[Data entries]

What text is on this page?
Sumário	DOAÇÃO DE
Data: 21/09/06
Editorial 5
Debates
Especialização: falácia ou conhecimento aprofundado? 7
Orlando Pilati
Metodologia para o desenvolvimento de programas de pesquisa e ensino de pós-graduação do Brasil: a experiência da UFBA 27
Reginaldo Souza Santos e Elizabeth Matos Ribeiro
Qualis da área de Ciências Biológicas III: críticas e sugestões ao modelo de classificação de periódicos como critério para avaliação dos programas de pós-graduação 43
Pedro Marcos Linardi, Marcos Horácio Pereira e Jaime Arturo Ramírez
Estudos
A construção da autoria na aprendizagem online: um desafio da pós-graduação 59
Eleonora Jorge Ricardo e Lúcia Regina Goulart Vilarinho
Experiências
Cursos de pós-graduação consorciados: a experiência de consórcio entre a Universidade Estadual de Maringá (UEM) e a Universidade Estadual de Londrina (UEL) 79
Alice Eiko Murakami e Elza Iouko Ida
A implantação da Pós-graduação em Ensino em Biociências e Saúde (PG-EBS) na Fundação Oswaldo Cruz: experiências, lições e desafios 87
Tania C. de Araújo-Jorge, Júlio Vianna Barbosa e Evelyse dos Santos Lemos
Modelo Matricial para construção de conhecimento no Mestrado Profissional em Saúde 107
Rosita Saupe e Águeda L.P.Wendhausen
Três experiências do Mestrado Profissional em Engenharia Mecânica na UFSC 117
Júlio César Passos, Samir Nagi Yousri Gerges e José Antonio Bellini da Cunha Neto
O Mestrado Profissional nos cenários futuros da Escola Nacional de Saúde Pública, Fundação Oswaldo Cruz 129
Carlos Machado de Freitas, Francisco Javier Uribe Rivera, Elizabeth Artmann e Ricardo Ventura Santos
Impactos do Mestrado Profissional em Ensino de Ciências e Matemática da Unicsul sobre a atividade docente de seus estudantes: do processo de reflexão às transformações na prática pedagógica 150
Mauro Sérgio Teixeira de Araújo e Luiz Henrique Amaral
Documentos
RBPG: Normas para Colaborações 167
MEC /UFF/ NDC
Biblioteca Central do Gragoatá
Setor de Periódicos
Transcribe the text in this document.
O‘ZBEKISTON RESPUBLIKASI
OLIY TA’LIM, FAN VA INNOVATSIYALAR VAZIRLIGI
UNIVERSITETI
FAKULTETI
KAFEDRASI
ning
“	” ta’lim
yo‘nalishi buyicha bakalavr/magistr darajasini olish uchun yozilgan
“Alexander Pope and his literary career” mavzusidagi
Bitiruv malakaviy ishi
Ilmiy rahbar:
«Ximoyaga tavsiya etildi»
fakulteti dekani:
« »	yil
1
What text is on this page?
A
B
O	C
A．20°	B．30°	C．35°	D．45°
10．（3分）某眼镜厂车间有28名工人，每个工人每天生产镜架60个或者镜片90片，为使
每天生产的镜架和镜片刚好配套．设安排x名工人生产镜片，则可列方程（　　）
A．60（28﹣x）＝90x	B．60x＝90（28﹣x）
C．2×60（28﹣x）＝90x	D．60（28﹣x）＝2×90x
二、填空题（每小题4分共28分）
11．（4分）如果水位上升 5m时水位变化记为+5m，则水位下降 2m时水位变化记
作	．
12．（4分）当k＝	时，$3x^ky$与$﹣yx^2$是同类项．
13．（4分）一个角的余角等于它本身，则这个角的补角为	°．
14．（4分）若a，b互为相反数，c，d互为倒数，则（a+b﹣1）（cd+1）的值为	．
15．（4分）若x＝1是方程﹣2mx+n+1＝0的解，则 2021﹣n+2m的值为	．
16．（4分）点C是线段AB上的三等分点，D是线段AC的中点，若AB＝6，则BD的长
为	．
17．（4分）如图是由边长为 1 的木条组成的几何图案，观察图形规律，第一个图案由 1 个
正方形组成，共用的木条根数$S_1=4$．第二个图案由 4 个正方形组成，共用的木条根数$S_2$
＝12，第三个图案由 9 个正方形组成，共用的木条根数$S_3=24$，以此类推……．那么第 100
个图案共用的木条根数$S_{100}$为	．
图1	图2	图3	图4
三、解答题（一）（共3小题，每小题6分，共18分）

What you have to do - Of the lines in the listing, how many hold the word "Júlio"? Nothing but the number is needed.

Output for this task - 2